----- Records for this exercise

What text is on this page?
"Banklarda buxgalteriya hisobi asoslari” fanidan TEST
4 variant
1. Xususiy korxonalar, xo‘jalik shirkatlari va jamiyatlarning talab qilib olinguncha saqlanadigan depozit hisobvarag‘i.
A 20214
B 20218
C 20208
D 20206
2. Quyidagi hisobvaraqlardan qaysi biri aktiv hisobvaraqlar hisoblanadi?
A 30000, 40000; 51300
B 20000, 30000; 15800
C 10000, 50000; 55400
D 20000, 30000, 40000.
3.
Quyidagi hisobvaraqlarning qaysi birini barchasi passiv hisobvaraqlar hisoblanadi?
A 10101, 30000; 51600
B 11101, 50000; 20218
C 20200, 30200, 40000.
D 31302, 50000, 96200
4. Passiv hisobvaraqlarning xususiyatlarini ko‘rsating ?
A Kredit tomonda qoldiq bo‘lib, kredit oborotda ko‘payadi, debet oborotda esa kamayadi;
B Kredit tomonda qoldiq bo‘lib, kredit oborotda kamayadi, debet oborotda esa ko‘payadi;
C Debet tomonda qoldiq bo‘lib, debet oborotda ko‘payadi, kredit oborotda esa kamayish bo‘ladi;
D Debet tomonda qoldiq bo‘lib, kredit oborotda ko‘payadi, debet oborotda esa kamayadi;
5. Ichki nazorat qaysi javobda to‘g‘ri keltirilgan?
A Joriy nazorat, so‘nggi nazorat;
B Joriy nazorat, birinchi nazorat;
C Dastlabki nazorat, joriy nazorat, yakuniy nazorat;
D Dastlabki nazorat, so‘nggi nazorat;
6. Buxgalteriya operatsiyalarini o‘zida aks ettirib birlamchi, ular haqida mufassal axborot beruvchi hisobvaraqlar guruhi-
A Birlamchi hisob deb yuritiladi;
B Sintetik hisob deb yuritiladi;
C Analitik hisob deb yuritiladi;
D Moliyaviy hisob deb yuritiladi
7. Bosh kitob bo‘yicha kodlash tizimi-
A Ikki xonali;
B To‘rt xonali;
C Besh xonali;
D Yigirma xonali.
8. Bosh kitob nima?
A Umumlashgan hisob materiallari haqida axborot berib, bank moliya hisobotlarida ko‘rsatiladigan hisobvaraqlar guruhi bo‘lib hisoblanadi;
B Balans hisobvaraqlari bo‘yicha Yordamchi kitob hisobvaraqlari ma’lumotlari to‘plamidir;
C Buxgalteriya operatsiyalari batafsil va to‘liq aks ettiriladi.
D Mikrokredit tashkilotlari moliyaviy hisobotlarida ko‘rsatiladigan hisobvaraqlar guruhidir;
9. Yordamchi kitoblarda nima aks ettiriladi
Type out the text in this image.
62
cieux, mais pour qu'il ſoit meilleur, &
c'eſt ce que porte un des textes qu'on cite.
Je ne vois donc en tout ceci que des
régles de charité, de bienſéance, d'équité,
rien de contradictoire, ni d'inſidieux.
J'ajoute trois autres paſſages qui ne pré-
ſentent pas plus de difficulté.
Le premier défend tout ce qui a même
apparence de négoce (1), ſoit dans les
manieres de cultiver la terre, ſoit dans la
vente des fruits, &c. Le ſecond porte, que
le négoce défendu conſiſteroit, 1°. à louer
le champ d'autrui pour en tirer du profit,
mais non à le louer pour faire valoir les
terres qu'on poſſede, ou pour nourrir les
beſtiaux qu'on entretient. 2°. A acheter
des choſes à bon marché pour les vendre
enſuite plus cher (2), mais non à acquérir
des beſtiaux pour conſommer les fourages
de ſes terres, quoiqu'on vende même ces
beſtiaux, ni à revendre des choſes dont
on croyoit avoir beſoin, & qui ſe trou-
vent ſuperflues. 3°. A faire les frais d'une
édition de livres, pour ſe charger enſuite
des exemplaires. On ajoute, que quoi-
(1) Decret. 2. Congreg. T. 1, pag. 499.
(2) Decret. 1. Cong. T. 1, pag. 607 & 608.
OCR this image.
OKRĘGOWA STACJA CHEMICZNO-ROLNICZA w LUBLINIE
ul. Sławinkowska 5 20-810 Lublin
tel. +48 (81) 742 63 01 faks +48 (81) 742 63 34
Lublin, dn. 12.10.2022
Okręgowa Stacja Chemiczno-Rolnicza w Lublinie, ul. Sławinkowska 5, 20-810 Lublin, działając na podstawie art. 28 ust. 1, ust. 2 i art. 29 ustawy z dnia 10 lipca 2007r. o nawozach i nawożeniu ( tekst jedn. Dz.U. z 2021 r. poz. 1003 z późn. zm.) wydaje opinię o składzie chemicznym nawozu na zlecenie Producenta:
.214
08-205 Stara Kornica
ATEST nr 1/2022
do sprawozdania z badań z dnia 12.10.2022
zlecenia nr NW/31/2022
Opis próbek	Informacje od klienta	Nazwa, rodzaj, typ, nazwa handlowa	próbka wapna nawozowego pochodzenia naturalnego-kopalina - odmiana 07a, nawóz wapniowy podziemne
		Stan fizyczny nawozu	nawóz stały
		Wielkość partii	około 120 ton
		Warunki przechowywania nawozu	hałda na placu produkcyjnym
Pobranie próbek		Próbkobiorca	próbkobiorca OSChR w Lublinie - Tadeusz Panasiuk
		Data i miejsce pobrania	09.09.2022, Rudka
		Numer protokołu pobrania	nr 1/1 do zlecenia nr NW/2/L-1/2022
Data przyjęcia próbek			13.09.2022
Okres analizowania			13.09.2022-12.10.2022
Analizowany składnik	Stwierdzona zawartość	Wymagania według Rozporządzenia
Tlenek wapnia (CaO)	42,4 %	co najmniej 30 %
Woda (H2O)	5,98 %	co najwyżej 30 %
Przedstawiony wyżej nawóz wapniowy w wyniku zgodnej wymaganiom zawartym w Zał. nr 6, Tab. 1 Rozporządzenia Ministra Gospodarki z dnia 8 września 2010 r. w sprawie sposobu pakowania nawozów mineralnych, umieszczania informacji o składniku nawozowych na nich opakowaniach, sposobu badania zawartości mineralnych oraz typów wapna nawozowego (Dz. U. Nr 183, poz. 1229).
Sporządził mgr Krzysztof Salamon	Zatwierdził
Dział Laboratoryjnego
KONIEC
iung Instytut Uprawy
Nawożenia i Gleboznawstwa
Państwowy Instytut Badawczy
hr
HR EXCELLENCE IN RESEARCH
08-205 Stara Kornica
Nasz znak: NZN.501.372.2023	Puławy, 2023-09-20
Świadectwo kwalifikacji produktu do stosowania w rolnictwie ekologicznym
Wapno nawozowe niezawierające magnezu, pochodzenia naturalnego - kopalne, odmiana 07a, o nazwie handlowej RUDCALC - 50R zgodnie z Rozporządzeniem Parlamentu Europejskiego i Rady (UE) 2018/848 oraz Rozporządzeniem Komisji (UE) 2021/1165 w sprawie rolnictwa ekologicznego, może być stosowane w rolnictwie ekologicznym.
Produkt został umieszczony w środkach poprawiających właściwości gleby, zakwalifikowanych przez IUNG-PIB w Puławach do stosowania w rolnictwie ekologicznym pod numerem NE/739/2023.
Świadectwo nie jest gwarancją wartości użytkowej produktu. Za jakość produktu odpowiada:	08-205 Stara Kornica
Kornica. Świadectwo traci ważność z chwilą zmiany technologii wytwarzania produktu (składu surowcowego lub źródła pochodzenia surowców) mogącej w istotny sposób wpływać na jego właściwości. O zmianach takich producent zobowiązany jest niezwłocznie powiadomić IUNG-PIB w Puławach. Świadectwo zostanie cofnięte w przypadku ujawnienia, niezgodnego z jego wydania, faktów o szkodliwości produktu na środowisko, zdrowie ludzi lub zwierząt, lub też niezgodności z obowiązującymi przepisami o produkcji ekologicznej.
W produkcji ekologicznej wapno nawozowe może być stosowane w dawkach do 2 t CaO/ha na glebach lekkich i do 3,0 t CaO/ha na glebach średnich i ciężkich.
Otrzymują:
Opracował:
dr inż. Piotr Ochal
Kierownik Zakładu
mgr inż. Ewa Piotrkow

----------

**Aim**
Each line in the listing above either holds the string "nima" or does not; state how many do, giving the number only.

**Solution for this problem**
2